Return a copy of every line in the records that includes the word "Performance".

-- BEGIN --

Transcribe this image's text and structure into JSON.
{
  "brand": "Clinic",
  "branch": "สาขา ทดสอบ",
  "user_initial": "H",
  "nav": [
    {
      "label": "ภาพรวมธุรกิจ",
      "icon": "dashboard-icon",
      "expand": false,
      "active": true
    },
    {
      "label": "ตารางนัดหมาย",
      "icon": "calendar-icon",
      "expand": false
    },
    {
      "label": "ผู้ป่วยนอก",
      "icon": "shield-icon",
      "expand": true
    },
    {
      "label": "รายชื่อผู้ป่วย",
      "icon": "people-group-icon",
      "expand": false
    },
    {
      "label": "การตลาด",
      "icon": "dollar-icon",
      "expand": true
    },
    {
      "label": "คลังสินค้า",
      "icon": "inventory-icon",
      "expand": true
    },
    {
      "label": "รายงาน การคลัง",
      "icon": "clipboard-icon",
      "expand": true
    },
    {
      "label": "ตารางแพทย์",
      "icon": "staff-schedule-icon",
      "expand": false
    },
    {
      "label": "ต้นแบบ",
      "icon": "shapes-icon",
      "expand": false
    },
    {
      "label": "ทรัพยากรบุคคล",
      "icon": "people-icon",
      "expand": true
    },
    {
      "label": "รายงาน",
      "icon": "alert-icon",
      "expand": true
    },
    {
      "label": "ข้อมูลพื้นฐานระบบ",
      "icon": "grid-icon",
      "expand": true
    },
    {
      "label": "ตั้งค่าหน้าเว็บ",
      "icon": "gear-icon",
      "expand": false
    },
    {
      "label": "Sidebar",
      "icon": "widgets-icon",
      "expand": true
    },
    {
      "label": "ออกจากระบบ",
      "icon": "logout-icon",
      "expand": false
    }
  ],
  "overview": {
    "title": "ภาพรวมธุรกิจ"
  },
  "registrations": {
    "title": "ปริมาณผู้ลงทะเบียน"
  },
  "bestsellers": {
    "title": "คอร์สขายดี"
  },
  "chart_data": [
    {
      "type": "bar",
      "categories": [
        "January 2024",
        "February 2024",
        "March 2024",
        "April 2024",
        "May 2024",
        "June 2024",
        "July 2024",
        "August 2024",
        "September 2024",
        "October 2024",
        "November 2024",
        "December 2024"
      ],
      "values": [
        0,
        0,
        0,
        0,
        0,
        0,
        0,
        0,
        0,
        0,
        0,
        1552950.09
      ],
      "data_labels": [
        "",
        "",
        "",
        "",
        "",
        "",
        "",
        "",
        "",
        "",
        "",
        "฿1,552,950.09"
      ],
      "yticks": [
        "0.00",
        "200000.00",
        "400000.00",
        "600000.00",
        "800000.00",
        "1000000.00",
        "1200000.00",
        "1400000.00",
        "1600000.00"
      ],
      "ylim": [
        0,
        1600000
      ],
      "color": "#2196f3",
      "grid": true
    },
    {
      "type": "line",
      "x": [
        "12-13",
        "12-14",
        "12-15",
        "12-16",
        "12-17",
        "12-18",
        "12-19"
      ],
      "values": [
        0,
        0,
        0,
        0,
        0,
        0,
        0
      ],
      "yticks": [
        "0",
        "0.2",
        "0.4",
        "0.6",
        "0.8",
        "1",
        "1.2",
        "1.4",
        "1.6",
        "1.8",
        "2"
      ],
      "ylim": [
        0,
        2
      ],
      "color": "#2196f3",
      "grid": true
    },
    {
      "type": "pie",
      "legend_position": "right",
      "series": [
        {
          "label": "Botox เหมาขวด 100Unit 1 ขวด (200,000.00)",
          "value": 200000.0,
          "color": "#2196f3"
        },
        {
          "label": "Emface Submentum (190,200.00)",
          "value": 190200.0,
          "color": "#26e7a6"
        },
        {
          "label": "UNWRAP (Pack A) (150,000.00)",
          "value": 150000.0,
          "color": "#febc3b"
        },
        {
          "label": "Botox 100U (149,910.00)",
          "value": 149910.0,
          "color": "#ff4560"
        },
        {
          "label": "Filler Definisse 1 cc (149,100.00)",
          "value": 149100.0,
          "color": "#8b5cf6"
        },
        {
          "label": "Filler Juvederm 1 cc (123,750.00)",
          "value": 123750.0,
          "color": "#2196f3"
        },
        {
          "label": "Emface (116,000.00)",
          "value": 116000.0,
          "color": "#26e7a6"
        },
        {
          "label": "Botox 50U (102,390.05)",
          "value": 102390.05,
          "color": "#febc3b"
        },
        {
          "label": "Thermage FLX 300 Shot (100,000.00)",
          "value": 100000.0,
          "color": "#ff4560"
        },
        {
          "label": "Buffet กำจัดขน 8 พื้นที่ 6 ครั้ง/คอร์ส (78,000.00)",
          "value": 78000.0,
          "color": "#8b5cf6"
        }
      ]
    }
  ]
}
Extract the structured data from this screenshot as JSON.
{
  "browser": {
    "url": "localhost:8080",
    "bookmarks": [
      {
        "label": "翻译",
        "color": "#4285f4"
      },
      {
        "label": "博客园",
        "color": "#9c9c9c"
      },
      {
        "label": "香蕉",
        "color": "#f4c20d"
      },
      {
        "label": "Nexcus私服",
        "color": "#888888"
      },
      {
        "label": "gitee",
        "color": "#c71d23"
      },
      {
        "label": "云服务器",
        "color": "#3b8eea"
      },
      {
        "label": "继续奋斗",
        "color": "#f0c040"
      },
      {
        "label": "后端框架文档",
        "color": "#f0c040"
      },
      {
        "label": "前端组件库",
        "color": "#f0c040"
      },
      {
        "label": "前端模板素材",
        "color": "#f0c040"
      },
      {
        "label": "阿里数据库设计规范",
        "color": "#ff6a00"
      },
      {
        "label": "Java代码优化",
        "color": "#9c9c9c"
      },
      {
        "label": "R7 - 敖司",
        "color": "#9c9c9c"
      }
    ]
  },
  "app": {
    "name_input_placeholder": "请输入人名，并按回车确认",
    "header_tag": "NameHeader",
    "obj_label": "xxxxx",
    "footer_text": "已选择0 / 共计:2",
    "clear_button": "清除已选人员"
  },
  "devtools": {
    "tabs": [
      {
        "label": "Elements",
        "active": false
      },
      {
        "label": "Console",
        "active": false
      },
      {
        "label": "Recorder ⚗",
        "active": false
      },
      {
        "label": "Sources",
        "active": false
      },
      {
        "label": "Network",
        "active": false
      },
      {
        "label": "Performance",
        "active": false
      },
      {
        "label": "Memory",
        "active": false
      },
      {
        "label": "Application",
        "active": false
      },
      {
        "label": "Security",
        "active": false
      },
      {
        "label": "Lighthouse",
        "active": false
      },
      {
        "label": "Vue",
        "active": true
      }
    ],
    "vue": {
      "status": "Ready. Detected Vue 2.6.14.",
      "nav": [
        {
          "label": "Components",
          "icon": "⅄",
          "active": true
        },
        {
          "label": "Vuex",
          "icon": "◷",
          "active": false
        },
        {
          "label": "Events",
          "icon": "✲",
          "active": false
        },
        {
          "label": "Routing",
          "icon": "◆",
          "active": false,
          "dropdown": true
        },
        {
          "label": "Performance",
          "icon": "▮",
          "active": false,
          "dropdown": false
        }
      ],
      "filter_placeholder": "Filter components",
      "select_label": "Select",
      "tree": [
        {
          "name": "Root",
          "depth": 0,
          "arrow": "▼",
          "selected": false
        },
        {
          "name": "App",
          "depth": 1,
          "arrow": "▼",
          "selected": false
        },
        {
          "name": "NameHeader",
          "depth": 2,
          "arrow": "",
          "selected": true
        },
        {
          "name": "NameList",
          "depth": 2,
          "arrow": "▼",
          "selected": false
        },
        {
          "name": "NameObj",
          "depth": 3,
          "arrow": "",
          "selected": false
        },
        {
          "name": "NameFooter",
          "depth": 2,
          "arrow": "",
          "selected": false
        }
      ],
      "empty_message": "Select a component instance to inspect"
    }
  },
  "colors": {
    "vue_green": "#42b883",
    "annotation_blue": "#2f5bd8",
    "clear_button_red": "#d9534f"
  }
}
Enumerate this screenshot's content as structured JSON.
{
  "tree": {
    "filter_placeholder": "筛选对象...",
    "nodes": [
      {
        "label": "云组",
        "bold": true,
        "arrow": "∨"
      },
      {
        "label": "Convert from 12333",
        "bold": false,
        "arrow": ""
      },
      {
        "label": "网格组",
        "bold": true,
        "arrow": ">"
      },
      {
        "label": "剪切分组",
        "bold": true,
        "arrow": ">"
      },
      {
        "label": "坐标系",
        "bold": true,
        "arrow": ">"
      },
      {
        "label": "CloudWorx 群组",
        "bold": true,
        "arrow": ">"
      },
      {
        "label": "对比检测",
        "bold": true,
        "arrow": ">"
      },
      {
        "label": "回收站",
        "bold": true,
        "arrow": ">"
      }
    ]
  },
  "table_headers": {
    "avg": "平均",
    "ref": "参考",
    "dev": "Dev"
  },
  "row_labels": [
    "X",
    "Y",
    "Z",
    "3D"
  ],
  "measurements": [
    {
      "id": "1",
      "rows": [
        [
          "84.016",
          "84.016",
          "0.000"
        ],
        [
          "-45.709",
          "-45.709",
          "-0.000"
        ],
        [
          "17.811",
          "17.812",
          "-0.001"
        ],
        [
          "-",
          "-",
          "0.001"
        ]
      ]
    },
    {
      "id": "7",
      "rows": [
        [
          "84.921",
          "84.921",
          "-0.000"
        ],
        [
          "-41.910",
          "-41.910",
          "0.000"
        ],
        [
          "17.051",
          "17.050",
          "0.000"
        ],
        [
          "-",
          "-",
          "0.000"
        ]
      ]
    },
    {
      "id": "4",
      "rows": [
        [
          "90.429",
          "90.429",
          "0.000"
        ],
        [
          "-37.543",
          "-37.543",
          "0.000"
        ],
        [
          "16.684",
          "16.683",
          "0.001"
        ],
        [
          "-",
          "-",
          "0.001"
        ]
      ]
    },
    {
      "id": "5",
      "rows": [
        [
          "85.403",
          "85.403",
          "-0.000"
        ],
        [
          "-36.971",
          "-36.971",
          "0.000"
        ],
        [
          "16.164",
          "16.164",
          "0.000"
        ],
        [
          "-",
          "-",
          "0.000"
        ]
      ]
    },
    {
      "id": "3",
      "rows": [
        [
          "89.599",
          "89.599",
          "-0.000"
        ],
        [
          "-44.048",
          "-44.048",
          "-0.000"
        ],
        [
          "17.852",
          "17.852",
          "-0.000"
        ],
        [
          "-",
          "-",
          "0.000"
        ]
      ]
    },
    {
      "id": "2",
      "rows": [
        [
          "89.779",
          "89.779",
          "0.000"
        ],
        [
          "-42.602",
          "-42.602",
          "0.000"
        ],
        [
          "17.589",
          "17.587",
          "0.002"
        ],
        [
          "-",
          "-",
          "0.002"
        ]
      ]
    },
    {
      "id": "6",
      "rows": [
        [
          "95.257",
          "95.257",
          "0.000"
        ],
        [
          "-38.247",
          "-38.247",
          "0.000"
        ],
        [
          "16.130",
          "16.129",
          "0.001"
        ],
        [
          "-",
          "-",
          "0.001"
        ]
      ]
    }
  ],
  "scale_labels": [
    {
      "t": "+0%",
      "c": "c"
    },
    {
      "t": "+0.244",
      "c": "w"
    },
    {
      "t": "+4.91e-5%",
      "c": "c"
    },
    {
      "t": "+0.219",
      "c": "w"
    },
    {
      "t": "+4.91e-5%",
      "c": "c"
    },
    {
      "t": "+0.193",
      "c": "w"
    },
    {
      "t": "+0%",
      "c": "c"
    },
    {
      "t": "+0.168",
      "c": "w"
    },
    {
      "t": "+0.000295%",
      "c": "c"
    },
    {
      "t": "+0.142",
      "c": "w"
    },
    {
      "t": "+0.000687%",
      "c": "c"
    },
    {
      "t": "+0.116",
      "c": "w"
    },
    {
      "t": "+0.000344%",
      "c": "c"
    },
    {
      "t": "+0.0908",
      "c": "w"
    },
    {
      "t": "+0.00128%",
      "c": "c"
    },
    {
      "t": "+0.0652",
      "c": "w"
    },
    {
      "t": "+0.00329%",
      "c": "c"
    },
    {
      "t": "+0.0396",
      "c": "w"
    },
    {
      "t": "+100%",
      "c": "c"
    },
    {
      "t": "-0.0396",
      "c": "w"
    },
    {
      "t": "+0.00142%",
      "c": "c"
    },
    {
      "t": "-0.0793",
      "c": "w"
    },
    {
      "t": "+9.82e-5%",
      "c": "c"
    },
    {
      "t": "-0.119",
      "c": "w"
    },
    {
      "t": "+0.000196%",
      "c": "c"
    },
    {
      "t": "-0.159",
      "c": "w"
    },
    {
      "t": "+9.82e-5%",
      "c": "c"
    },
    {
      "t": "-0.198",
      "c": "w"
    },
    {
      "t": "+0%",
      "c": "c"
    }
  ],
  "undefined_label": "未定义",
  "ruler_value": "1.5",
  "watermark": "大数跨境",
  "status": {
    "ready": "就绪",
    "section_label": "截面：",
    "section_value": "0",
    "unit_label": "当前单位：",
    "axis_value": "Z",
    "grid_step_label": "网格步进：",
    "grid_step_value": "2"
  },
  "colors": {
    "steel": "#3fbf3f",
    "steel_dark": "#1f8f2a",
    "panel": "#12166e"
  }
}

-- END --

## [SOLUTION FOR THIS TASK]
        "label": "Performance",
          "label": "Performance",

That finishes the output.